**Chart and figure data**
----------------------------------------

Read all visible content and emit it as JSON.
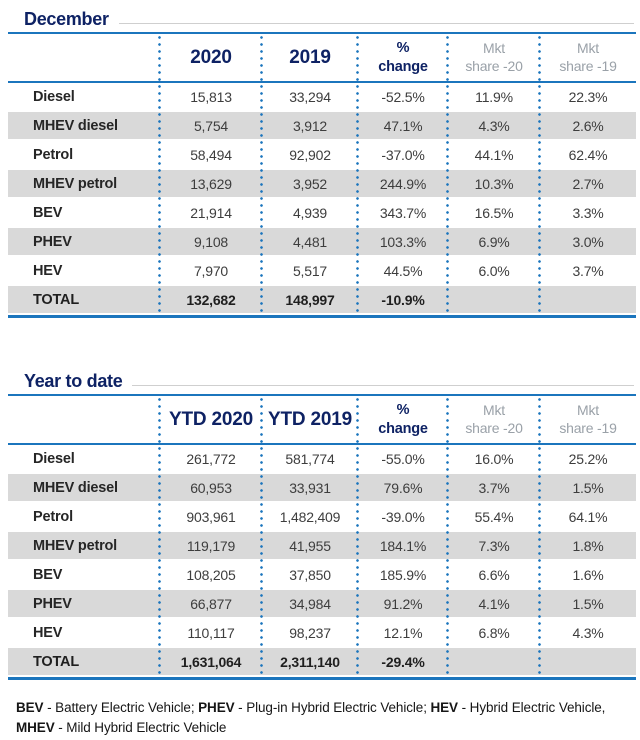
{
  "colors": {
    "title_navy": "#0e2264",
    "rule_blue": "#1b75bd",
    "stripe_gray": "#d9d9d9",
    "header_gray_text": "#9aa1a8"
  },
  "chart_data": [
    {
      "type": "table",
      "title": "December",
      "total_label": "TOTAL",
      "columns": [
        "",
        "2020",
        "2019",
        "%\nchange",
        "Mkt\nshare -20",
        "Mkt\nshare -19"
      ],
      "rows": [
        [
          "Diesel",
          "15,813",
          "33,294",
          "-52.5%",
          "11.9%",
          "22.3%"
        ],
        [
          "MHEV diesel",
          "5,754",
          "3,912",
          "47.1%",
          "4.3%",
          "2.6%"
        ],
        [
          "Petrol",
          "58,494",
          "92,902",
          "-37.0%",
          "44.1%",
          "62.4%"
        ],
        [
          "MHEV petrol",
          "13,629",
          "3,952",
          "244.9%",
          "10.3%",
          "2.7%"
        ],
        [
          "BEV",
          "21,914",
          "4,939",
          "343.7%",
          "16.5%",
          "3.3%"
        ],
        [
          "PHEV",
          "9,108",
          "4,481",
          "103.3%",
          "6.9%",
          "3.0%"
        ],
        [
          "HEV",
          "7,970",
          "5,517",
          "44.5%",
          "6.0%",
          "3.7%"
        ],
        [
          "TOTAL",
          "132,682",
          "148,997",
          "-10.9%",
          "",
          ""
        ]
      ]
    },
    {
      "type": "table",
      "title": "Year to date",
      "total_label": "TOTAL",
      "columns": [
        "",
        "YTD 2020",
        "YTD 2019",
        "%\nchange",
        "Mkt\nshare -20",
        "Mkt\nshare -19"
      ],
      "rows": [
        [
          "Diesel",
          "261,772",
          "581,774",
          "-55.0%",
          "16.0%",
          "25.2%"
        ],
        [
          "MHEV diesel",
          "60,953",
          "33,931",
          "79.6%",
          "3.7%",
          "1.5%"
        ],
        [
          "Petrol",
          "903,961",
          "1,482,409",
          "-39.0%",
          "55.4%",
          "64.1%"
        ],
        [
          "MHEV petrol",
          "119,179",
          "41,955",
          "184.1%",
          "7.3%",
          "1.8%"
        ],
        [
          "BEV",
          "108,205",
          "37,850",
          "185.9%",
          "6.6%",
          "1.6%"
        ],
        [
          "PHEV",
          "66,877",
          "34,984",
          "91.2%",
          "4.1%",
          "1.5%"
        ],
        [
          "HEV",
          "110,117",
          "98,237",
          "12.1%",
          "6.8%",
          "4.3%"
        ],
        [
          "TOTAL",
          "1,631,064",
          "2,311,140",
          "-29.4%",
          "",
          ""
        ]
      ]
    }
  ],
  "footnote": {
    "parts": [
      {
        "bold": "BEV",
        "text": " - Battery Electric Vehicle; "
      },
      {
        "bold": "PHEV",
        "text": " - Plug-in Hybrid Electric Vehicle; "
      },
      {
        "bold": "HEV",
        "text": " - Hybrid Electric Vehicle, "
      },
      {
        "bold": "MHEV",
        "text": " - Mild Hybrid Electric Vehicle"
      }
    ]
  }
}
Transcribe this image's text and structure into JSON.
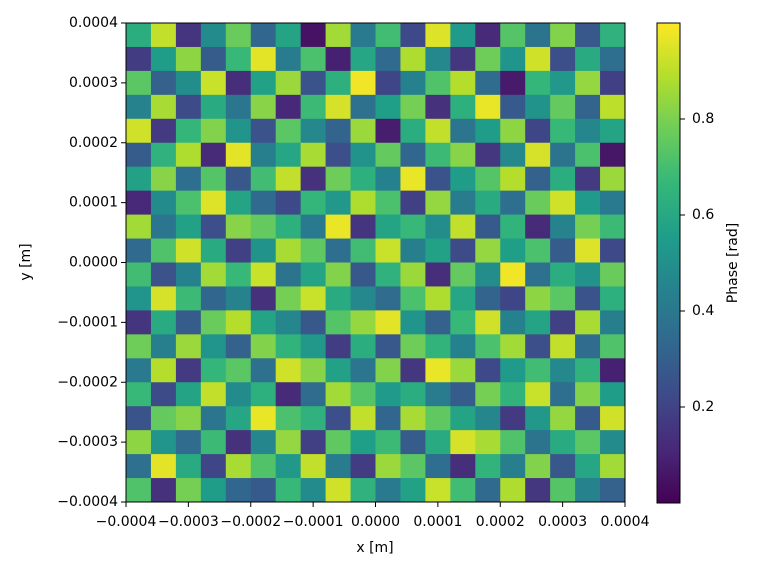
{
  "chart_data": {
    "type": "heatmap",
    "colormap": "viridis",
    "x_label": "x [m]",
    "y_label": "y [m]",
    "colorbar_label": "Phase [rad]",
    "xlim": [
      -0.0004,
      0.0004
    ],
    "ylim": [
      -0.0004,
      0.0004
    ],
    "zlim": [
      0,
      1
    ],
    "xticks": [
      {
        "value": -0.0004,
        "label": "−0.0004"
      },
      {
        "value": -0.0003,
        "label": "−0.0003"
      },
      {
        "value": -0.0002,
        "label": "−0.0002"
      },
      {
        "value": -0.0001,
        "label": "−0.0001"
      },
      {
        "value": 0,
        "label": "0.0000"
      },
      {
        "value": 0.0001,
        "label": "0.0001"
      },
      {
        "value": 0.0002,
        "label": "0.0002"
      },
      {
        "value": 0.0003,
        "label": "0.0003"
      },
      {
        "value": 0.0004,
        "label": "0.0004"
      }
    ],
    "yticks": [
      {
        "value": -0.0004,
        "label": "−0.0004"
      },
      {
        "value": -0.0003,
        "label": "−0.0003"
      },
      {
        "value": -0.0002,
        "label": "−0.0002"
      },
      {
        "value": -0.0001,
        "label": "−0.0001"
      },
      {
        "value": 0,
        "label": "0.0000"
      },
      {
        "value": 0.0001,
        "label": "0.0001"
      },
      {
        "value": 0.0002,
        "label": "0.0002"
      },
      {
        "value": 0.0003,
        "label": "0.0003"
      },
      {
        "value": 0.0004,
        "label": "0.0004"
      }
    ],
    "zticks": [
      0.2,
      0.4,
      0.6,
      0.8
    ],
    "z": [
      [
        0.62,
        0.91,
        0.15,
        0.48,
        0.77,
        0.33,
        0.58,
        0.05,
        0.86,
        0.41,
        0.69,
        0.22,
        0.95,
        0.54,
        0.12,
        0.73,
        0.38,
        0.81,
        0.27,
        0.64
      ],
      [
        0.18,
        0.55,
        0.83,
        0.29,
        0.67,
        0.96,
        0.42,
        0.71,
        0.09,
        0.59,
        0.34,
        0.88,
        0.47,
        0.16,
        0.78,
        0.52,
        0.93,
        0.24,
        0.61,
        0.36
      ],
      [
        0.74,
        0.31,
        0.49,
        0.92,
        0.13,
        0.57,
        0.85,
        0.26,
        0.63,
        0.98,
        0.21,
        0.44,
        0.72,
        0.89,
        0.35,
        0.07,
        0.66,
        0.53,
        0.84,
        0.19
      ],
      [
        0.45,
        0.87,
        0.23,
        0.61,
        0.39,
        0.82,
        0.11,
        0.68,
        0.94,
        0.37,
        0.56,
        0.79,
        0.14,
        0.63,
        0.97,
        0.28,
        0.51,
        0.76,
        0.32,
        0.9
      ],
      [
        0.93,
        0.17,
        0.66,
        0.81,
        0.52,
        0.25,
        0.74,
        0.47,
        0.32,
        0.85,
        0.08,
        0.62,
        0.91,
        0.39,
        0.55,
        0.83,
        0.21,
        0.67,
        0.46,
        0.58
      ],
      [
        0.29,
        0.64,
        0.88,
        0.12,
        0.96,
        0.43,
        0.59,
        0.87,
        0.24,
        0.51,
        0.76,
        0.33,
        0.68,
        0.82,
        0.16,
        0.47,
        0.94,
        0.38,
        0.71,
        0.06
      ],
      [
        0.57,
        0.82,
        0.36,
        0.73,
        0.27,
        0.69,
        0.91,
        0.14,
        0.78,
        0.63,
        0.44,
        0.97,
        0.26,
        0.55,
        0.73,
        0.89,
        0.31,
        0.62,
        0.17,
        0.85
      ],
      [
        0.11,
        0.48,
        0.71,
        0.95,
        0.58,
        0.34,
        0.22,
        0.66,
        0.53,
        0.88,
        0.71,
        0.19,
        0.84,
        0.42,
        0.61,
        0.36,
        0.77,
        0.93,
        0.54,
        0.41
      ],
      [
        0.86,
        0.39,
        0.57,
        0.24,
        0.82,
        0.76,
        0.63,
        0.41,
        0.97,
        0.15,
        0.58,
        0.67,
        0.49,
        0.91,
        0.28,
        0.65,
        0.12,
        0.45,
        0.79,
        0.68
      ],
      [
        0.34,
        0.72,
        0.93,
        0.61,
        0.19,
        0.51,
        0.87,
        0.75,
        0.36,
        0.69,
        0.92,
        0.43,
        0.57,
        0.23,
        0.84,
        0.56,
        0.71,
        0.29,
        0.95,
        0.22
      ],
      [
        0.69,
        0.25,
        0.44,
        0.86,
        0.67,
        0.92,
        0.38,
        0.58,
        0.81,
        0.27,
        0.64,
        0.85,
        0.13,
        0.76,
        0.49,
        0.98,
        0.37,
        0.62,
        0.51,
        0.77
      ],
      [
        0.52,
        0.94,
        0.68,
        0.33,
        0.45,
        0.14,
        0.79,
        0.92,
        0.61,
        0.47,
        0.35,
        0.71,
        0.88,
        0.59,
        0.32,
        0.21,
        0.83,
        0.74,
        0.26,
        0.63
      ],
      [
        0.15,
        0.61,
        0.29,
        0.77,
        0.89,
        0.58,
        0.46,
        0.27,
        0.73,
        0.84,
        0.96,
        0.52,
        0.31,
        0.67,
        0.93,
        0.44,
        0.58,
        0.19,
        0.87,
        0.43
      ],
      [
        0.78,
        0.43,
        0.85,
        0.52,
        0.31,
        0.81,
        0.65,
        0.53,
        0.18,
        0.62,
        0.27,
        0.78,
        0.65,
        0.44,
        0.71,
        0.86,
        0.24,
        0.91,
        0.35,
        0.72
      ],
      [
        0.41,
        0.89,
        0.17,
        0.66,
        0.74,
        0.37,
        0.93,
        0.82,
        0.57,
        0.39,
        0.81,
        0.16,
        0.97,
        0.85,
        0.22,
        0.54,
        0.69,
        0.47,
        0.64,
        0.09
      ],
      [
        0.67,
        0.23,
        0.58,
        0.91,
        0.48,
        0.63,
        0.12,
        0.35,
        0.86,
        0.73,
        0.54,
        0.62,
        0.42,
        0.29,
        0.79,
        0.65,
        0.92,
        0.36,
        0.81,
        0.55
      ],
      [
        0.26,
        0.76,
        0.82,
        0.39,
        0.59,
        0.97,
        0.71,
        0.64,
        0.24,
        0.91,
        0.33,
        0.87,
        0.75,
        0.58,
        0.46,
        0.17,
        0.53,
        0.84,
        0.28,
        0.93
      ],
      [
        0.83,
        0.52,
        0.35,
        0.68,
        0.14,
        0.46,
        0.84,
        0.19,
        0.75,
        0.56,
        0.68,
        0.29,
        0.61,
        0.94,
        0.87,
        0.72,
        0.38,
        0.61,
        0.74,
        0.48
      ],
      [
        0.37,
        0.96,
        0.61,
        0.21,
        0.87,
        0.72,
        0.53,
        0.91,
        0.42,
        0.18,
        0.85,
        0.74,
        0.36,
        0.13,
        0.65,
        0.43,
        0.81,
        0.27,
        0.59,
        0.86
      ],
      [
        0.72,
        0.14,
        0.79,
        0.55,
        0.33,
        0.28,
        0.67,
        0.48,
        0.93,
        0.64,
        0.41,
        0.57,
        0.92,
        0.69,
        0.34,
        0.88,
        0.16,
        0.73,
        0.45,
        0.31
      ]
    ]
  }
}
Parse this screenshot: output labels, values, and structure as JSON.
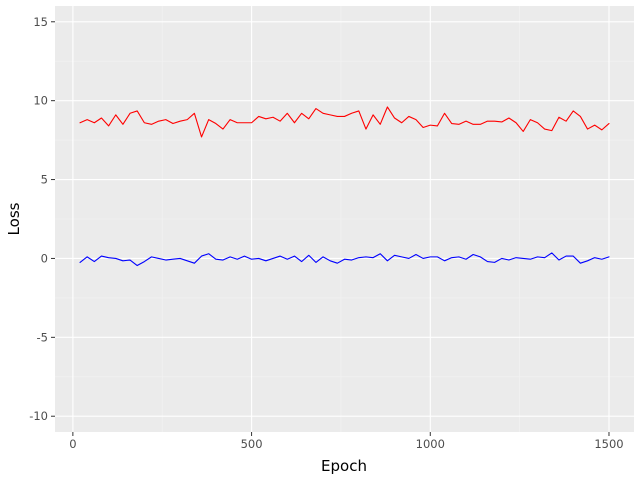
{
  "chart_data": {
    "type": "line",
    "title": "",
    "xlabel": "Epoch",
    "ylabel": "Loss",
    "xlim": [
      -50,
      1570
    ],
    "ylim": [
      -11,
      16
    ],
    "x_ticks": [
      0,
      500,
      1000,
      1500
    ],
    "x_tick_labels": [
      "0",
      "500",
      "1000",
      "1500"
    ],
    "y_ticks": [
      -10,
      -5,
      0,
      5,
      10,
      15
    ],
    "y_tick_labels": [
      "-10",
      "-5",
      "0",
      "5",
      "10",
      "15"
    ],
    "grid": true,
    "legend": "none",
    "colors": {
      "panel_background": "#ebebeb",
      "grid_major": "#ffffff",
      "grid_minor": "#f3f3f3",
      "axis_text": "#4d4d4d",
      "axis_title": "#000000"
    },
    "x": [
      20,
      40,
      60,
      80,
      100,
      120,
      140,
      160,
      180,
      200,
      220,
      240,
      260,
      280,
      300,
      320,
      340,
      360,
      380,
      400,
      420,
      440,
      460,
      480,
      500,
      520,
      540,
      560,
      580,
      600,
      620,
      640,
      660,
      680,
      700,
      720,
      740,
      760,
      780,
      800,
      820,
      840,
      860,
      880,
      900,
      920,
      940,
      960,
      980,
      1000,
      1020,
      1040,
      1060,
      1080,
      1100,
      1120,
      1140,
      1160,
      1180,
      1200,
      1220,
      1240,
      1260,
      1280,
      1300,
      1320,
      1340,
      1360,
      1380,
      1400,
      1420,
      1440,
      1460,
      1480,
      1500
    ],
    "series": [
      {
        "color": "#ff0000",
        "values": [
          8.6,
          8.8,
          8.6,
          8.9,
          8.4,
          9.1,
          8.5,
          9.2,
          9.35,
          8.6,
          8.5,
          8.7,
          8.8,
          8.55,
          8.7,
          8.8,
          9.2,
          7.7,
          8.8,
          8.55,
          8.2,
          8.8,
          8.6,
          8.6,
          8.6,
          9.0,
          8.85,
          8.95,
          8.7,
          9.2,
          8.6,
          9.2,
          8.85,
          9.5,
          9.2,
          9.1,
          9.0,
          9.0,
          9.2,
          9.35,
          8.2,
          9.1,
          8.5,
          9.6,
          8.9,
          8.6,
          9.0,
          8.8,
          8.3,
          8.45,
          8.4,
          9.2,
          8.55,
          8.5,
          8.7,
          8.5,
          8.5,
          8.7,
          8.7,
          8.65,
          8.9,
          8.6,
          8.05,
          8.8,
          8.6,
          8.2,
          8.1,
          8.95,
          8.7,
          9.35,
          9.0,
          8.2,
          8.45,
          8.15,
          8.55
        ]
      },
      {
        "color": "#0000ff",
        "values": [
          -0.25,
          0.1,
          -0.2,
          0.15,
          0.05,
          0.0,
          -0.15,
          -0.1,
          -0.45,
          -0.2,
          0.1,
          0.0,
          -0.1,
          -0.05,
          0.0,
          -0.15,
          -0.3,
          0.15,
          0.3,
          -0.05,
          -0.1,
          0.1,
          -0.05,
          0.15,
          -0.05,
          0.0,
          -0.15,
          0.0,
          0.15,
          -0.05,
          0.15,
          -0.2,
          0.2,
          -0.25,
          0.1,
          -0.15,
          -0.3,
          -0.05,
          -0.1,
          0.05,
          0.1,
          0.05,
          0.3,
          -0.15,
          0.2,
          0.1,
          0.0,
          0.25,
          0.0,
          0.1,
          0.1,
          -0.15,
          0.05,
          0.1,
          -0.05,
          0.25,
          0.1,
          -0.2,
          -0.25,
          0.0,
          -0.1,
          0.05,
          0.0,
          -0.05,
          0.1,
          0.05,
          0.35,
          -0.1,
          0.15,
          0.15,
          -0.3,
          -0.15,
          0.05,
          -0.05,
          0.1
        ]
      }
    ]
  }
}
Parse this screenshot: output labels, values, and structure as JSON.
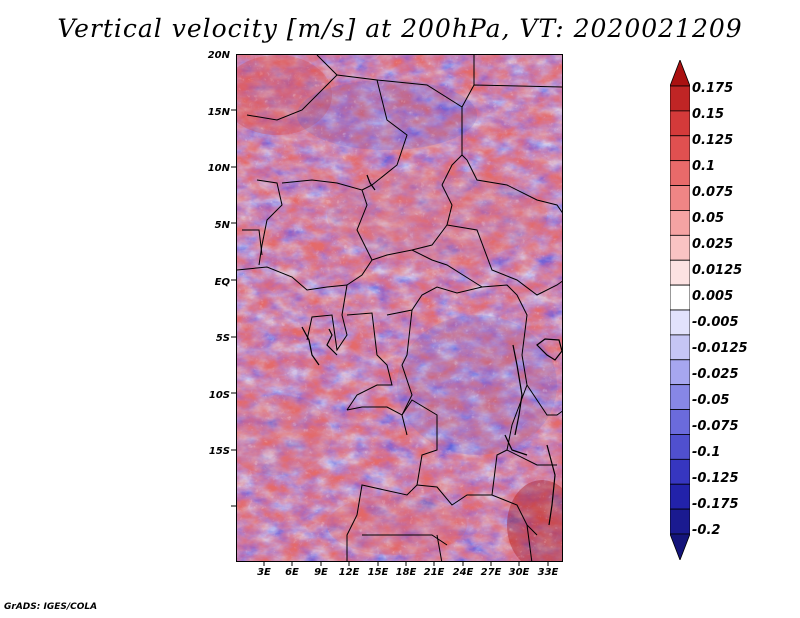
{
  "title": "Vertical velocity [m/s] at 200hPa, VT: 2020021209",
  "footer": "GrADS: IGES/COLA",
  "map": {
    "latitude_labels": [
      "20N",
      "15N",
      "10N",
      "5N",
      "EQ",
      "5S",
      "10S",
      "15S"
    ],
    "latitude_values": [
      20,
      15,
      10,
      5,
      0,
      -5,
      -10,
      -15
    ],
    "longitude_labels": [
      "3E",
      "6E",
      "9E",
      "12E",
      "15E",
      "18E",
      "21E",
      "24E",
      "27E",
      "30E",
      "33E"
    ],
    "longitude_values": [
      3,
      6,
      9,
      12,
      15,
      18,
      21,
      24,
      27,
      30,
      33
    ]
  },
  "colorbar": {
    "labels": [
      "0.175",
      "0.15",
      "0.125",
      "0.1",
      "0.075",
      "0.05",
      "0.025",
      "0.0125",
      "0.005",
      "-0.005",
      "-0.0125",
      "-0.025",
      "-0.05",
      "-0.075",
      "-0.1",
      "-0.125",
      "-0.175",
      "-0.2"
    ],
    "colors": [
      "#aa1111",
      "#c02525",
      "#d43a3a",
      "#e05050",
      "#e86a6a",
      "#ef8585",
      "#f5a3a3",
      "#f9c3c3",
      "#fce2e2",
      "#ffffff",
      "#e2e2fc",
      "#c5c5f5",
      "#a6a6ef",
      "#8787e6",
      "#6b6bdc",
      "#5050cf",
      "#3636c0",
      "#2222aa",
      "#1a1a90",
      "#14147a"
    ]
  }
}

----------------------------------------

**Problem details**
Go through the records above and copy every line with the word "type".

**Answer to this task**
      "type": "table",
      "type": "table",
    "type": "heatmap",
    "type": "line",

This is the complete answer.